## Work to do:
Find the string "this" in the data, then copy every line where it is found.

----

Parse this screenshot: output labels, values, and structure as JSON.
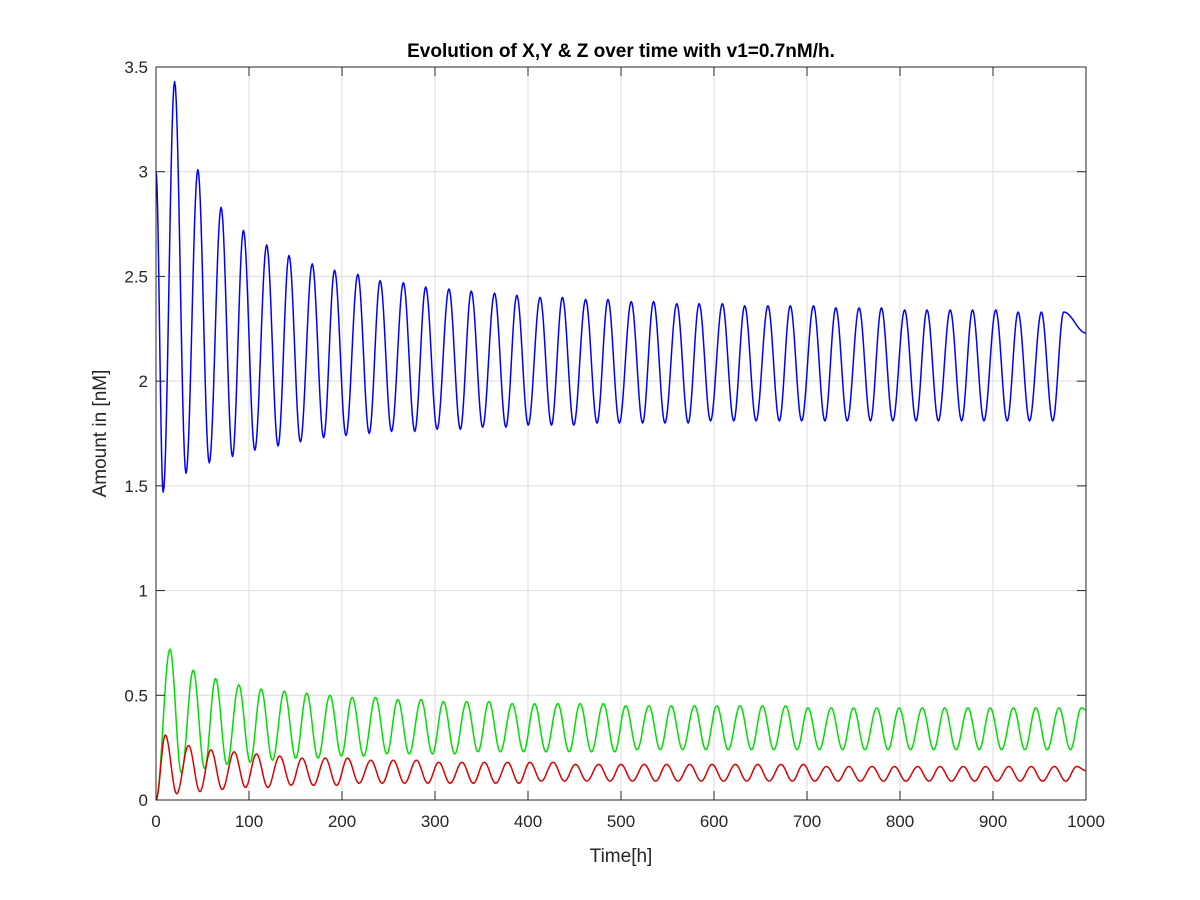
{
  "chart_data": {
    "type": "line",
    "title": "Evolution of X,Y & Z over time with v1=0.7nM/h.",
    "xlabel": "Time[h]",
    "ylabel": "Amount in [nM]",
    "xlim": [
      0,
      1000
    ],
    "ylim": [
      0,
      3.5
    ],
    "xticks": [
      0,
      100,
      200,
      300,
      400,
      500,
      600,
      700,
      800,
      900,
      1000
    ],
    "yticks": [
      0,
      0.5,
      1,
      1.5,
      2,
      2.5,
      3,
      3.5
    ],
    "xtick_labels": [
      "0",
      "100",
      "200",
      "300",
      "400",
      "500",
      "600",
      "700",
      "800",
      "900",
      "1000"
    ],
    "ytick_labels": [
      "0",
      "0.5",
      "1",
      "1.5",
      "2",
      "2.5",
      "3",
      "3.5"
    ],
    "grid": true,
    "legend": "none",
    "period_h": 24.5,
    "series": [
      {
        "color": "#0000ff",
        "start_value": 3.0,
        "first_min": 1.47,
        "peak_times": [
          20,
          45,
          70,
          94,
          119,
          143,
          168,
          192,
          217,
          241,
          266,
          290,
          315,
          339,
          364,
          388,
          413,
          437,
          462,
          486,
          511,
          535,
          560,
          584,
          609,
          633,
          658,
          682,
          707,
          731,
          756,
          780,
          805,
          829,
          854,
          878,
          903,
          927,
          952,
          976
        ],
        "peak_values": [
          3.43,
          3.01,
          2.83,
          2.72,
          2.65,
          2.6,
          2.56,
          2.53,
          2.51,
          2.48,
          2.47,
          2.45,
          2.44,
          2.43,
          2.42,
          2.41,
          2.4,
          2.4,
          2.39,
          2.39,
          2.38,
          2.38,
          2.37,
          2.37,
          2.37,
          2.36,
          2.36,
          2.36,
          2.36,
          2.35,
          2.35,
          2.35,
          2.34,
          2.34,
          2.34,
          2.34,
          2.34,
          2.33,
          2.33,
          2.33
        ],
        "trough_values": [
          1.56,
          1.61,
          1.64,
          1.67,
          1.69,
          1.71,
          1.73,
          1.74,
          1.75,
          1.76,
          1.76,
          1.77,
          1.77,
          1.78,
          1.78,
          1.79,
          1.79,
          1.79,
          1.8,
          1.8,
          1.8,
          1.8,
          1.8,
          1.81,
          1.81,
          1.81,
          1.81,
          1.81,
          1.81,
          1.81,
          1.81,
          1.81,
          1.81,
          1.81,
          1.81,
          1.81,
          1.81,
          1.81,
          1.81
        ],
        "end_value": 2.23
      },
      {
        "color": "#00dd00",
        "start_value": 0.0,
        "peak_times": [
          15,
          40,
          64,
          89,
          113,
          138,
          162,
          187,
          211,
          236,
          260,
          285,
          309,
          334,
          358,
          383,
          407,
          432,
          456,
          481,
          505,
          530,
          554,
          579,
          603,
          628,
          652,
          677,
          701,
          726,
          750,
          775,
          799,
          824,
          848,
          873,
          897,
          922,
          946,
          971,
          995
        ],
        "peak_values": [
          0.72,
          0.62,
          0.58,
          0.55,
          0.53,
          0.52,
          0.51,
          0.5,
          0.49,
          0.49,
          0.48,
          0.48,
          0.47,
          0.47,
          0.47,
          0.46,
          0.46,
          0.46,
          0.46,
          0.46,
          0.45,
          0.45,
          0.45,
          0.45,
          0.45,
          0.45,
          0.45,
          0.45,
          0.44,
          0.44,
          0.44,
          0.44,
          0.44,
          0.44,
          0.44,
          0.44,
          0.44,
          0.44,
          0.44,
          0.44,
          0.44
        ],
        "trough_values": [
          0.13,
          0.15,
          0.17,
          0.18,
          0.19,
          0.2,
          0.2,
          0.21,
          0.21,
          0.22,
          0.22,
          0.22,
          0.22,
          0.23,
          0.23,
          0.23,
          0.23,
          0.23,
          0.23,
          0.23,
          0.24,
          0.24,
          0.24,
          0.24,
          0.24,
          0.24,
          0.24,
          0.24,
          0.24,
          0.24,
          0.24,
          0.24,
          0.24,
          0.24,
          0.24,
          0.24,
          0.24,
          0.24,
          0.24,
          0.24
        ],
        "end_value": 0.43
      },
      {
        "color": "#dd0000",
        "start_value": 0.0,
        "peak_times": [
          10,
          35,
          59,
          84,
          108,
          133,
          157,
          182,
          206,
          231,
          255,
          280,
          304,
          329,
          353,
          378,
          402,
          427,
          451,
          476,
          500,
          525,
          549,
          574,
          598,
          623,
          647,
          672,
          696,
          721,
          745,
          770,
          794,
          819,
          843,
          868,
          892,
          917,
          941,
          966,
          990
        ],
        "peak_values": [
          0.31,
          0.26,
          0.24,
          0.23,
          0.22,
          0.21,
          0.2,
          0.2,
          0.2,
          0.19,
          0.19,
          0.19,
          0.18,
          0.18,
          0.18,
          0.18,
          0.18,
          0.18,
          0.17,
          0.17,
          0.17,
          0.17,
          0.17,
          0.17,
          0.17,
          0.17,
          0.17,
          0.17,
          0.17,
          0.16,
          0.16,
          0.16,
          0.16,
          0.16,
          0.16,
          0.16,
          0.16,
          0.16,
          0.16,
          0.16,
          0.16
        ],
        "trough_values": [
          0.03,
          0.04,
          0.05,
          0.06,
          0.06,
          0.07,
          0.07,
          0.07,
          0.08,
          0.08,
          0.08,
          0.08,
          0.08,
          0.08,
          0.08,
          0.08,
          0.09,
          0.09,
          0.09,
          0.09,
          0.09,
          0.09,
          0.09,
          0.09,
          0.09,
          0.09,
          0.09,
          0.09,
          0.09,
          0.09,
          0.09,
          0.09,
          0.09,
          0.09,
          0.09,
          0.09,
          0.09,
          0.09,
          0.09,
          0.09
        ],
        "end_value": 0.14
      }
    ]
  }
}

----

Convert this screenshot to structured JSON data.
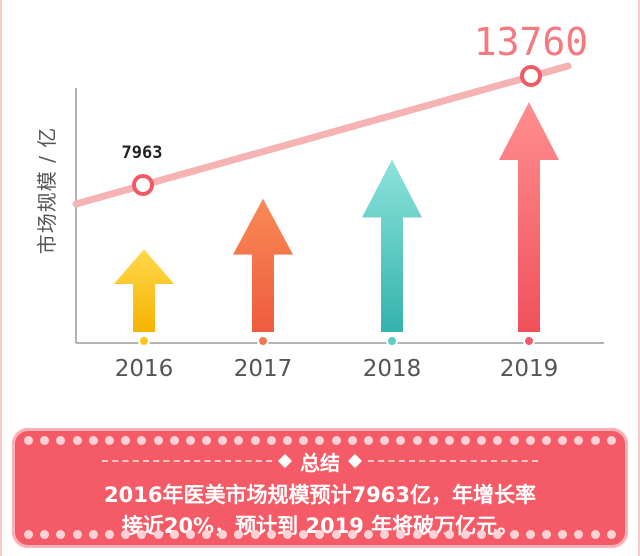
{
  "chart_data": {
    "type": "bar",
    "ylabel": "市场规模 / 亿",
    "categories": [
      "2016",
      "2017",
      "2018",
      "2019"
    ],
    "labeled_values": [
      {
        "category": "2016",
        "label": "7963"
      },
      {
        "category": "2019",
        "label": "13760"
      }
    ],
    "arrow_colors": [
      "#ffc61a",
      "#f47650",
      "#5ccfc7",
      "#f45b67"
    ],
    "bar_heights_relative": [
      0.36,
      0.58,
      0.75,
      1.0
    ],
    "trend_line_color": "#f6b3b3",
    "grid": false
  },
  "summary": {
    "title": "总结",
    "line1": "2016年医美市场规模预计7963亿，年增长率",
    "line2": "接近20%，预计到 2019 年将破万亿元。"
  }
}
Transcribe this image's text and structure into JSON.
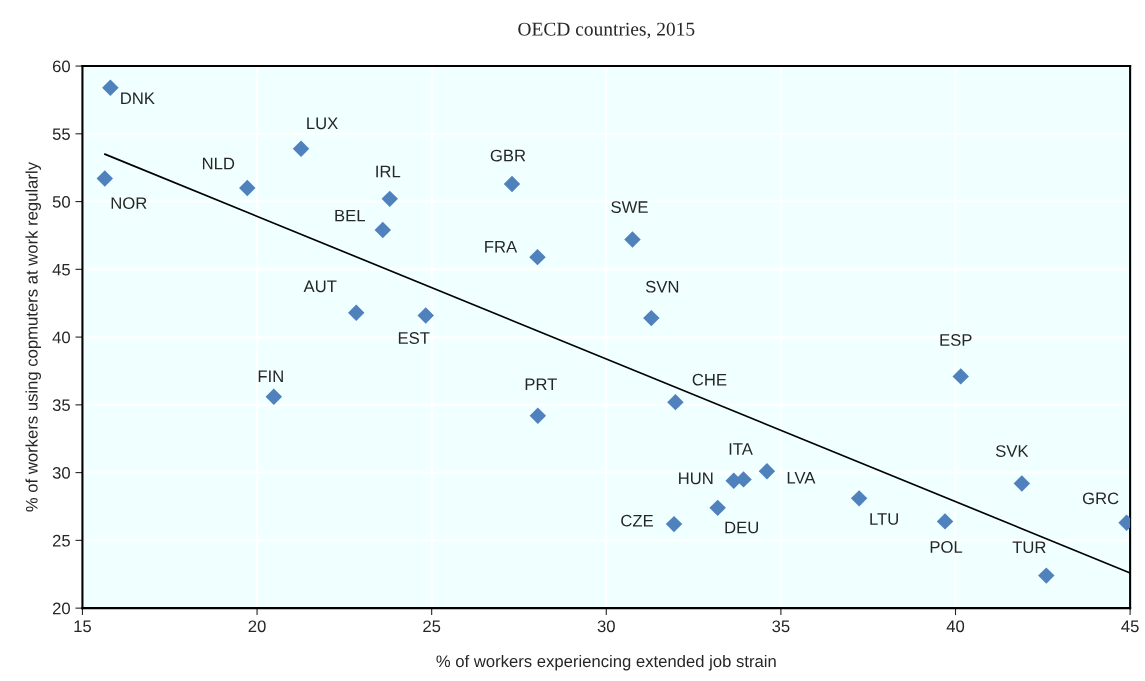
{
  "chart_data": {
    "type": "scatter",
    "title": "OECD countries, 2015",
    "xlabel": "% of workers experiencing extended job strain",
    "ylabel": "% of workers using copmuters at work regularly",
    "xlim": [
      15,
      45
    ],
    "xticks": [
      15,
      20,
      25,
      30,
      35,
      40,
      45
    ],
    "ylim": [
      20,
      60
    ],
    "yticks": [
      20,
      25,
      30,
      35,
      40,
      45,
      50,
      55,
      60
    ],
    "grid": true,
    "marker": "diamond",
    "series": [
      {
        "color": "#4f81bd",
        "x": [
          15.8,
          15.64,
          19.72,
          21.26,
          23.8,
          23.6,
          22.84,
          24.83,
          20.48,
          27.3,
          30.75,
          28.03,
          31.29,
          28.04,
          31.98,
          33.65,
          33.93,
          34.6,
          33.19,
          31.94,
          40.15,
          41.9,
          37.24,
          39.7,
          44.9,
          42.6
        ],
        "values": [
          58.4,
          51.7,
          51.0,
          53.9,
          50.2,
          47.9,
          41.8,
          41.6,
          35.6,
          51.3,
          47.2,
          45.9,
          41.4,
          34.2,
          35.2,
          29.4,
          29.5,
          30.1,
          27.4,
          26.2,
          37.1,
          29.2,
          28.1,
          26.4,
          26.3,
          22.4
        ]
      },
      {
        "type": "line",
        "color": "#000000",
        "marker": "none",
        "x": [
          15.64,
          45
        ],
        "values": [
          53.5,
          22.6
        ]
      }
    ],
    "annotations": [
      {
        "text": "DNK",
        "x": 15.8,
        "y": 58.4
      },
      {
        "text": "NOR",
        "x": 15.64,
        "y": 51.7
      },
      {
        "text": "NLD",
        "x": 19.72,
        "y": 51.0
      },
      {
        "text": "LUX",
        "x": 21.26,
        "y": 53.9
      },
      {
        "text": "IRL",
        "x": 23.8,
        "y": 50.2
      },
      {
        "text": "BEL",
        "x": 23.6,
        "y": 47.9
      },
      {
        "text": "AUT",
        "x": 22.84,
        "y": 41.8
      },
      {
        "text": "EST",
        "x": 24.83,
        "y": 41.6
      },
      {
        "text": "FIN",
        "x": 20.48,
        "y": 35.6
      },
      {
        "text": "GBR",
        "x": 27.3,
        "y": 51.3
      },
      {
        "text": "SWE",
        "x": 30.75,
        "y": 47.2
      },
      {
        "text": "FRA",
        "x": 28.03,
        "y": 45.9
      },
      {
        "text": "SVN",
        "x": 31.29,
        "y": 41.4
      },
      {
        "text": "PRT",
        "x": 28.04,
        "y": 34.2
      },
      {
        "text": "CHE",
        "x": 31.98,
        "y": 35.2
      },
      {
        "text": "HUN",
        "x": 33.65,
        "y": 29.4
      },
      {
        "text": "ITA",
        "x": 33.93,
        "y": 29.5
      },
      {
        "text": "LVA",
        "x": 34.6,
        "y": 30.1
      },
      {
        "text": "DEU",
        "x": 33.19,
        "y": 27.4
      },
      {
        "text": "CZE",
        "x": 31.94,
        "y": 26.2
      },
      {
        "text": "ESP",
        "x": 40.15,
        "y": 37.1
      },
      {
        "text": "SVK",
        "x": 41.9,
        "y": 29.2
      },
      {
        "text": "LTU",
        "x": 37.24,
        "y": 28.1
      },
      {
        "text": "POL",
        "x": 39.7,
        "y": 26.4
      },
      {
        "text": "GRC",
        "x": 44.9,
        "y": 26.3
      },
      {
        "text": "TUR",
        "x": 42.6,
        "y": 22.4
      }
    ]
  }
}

----

## Completed exercise:
Parse this screenshot: output labels, values, and structure as JSON.
Convert this screenshot to structured JSON data.
Transcribe this image's text and structure into JSON.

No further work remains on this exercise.